Would you set down every entry shown below, precisely as written?

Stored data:
/---

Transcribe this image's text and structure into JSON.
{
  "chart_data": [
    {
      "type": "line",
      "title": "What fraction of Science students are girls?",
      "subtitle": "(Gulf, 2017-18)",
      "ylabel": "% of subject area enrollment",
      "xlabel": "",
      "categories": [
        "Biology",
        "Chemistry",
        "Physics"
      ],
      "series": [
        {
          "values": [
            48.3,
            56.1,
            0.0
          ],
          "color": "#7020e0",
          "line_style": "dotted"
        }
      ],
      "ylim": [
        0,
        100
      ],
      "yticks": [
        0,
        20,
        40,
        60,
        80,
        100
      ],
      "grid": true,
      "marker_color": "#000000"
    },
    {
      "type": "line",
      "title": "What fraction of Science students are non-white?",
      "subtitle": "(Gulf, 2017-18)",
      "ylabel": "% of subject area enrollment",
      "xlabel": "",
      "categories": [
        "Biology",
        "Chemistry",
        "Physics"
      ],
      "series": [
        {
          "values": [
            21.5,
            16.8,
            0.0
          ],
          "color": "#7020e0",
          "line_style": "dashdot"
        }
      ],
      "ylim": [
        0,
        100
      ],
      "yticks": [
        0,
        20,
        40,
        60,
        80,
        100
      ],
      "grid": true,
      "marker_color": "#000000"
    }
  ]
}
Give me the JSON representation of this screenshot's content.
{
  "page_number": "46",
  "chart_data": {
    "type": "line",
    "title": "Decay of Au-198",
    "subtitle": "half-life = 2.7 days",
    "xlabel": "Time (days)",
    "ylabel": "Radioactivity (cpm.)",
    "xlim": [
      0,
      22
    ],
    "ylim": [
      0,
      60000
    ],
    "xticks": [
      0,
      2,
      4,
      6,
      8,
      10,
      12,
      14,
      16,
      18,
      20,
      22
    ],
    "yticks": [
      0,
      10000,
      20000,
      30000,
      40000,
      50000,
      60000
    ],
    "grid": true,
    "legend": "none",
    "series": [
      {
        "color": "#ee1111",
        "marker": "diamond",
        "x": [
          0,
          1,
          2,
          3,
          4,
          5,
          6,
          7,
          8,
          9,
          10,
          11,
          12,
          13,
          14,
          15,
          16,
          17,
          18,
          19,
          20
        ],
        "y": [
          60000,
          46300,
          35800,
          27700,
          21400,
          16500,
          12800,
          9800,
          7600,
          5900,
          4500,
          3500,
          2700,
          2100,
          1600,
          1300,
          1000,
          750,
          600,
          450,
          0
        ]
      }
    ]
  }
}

\---

▶ **CORRECT RESPONSE**:
Transcribe this image's text and structure into JSON.
{
  "chart_data": [
    {
      "type": "line",
      "title": "What fraction of Science students are girls?",
      "subtitle": "(Gulf, 2017-18)",
      "ylabel": "% of subject area enrollment",
      "xlabel": "",
      "categories": [
        "Biology",
        "Chemistry",
        "Physics"
      ],
      "series": [
        {
          "values": [
            48.3,
            56.1,
            0.0
          ],
          "color": "#7020e0",
          "line_style": "dotted"
        }
      ],
      "ylim": [
        0,
        100
      ],
      "yticks": [
        0,
        20,
        40,
        60,
        80,
        100
      ],
      "grid": true,
      "marker_color": "#000000"
    },
    {
      "type": "line",
      "title": "What fraction of Science students are non-white?",
      "subtitle": "(Gulf, 2017-18)",
      "ylabel": "% of subject area enrollment",
      "xlabel": "",
      "categories": [
        "Biology",
        "Chemistry",
        "Physics"
      ],
      "series": [
        {
          "values": [
            21.5,
            16.8,
            0.0
          ],
          "color": "#7020e0",
          "line_style": "dashdot"
        }
      ],
      "ylim": [
        0,
        100
      ],
      "yticks": [
        0,
        20,
        40,
        60,
        80,
        100
      ],
      "grid": true,
      "marker_color": "#000000"
    }
  ]
}
Give me the JSON representation of this screenshot's content.
{
  "page_number": "46",
  "chart_data": {
    "type": "line",
    "title": "Decay of Au-198",
    "subtitle": "half-life = 2.7 days",
    "xlabel": "Time (days)",
    "ylabel": "Radioactivity (cpm.)",
    "xlim": [
      0,
      22
    ],
    "ylim": [
      0,
      60000
    ],
    "xticks": [
      0,
      2,
      4,
      6,
      8,
      10,
      12,
      14,
      16,
      18,
      20,
      22
    ],
    "yticks": [
      0,
      10000,
      20000,
      30000,
      40000,
      50000,
      60000
    ],
    "grid": true,
    "legend": "none",
    "series": [
      {
        "color": "#ee1111",
        "marker": "diamond",
        "x": [
          0,
          1,
          2,
          3,
          4,
          5,
          6,
          7,
          8,
          9,
          10,
          11,
          12,
          13,
          14,
          15,
          16,
          17,
          18,
          19,
          20
        ],
        "y": [
          60000,
          46300,
          35800,
          27700,
          21400,
          16500,
          12800,
          9800,
          7600,
          5900,
          4500,
          3500,
          2700,
          2100,
          1600,
          1300,
          1000,
          750,
          600,
          450,
          0
        ]
      }
    ]
  }
}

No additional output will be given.